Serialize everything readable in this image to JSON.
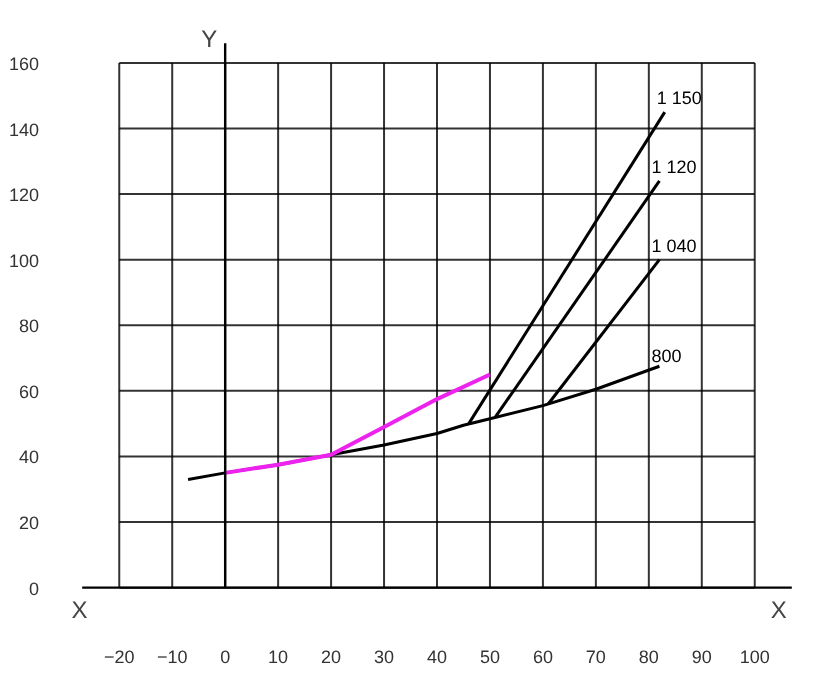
{
  "chart_data": {
    "type": "line",
    "xlabel": "X",
    "ylabel": "Y",
    "xlim": [
      -20,
      100
    ],
    "ylim": [
      0,
      160
    ],
    "xticks": [
      -20,
      -10,
      0,
      10,
      20,
      30,
      40,
      50,
      60,
      70,
      80,
      90,
      100
    ],
    "yticks": [
      0,
      20,
      40,
      60,
      80,
      100,
      120,
      140,
      160
    ],
    "grid": true,
    "marker": "none",
    "line_style": "solid",
    "series": [
      {
        "name": "800",
        "color": "#000000",
        "x": [
          -7,
          0,
          10,
          20,
          30,
          40,
          45,
          50,
          60,
          70,
          82
        ],
        "values": [
          33,
          35,
          37.5,
          40.5,
          43.5,
          47,
          49.5,
          51.5,
          55.5,
          60.5,
          67.5
        ]
      },
      {
        "name": "1 040",
        "color": "#000000",
        "x": [
          61,
          82
        ],
        "values": [
          56,
          100
        ]
      },
      {
        "name": "1 120",
        "color": "#000000",
        "x": [
          51,
          82
        ],
        "values": [
          52,
          124
        ]
      },
      {
        "name": "1 150",
        "color": "#000000",
        "x": [
          46,
          83
        ],
        "values": [
          50,
          145
        ]
      },
      {
        "color": "#ee22ee",
        "x": [
          0,
          10,
          20,
          30,
          40,
          50
        ],
        "values": [
          35,
          37.5,
          40.5,
          49,
          57.5,
          65
        ]
      }
    ]
  }
}
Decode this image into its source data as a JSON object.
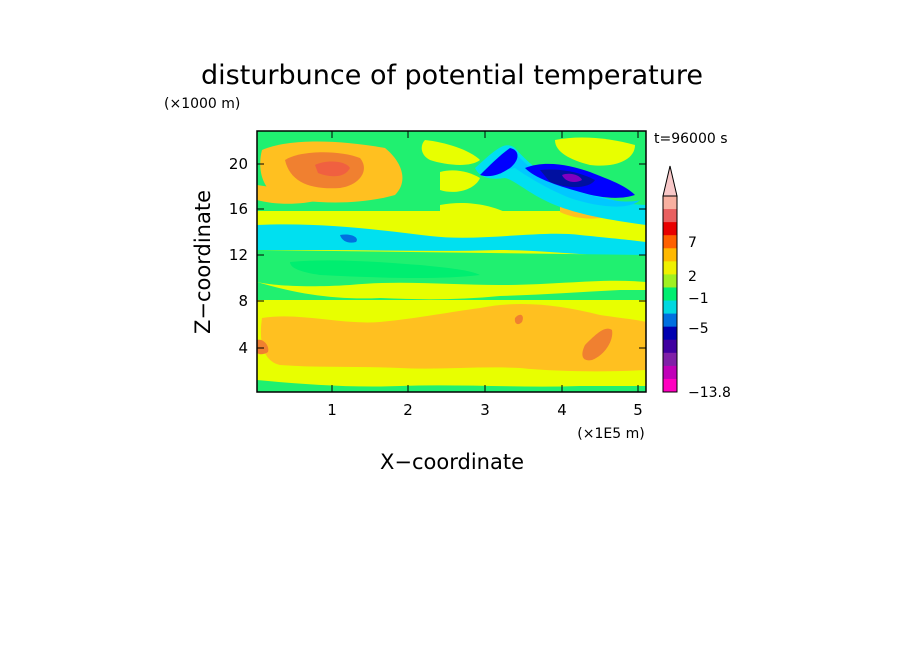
{
  "chart_data": {
    "type": "heatmap",
    "title": "disturbunce of potential temperature",
    "y_unit_label": "(×1000 m)",
    "x_unit_label": "(×1E5 m)",
    "time_label": "t=96000 s",
    "xlabel": "X−coordinate",
    "ylabel": "Z−coordinate",
    "x_ticks": [
      "1",
      "2",
      "3",
      "4",
      "5"
    ],
    "y_ticks": [
      "4",
      "8",
      "12",
      "16",
      "20"
    ],
    "xlim": [
      0,
      5.15
    ],
    "ylim": [
      0,
      22.8
    ],
    "colorbar": {
      "labels": [
        "7",
        "2",
        "−1",
        "−5",
        "−13.8"
      ],
      "colors": [
        "#f8b0a0",
        "#e86060",
        "#e80000",
        "#ff6000",
        "#ffb800",
        "#f0f000",
        "#a0f020",
        "#00ee70",
        "#00d8e0",
        "#0070e0",
        "#0000b0",
        "#4000a0",
        "#8020a8",
        "#c000b8",
        "#ff00c0"
      ]
    },
    "field_colors": {
      "orange": "#ffc020",
      "yellow": "#e8ff00",
      "green": "#20f070",
      "cyan": "#00e0f0",
      "sky": "#00c8ff",
      "blue": "#0000ff",
      "navy": "#0010a0",
      "purple": "#8000c0",
      "darkorange": "#f08030",
      "red": "#f06040"
    }
  }
}
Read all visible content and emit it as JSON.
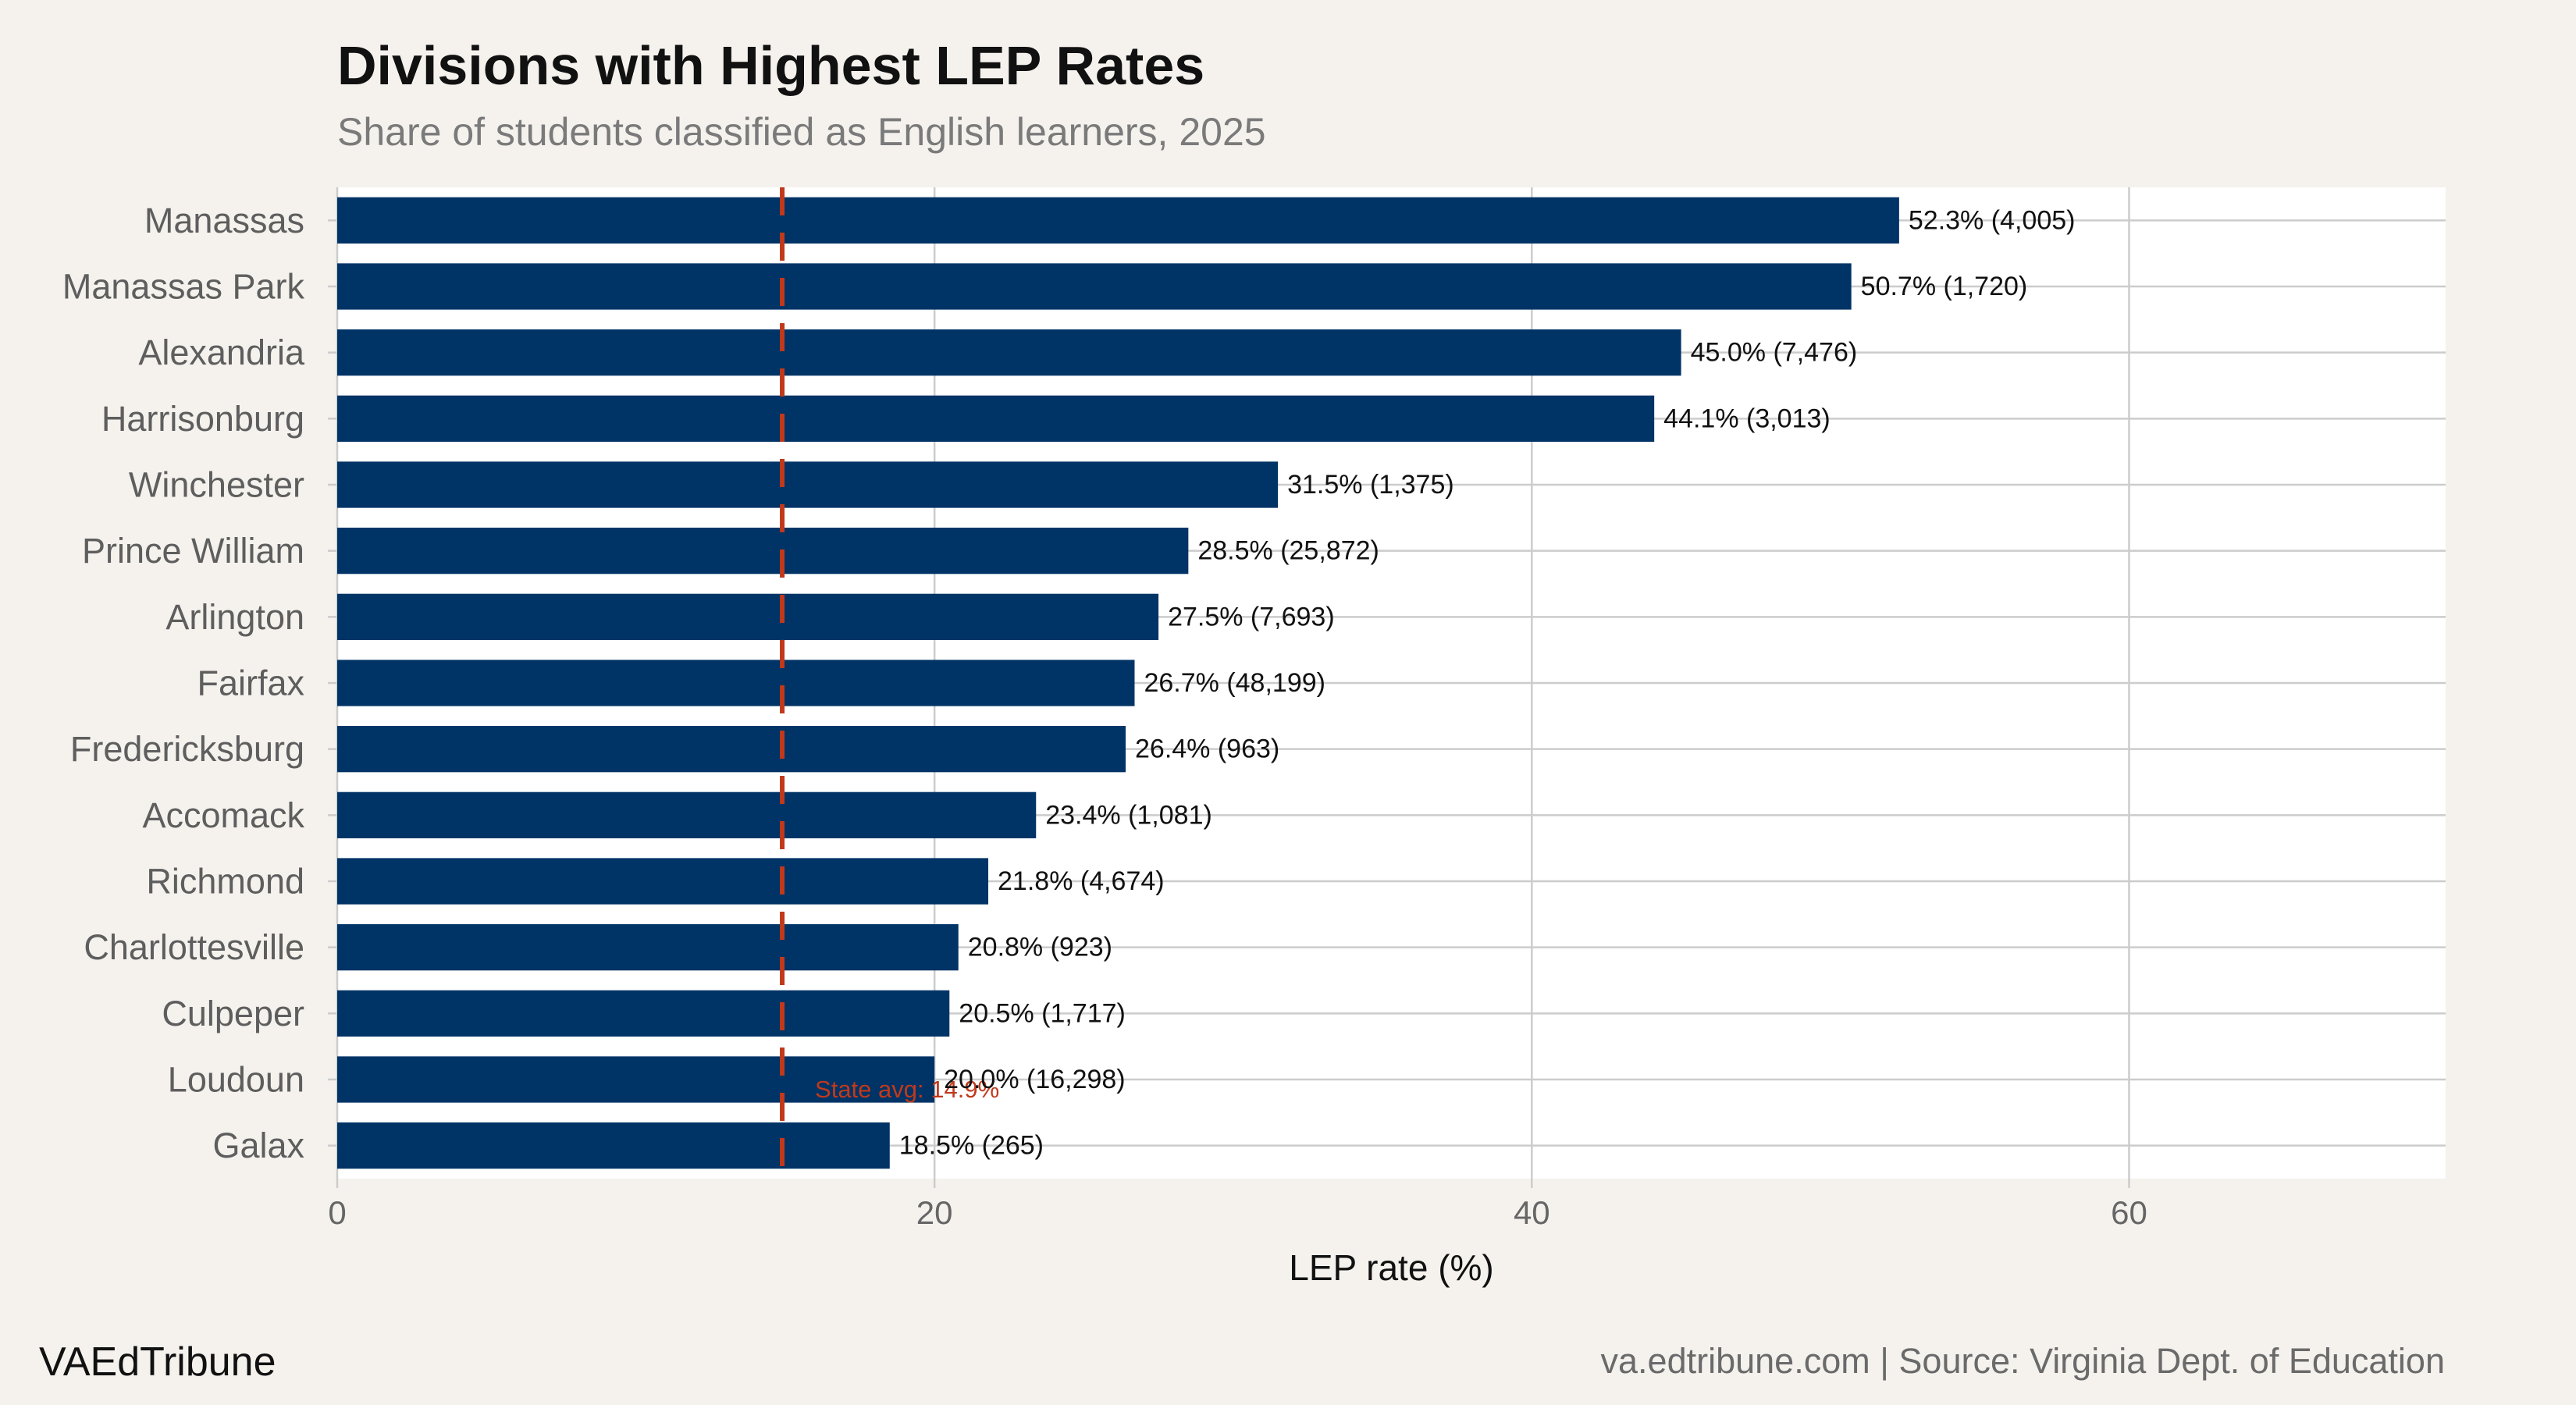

******

AIM OF THE TASK: Only lines with the word "JSON" should be collected from the material.

OUTPUT:
Serialize everything readable in this image to JSON.
Decode this image into its source data as a JSON object.
Read all visible content and emit it as JSON.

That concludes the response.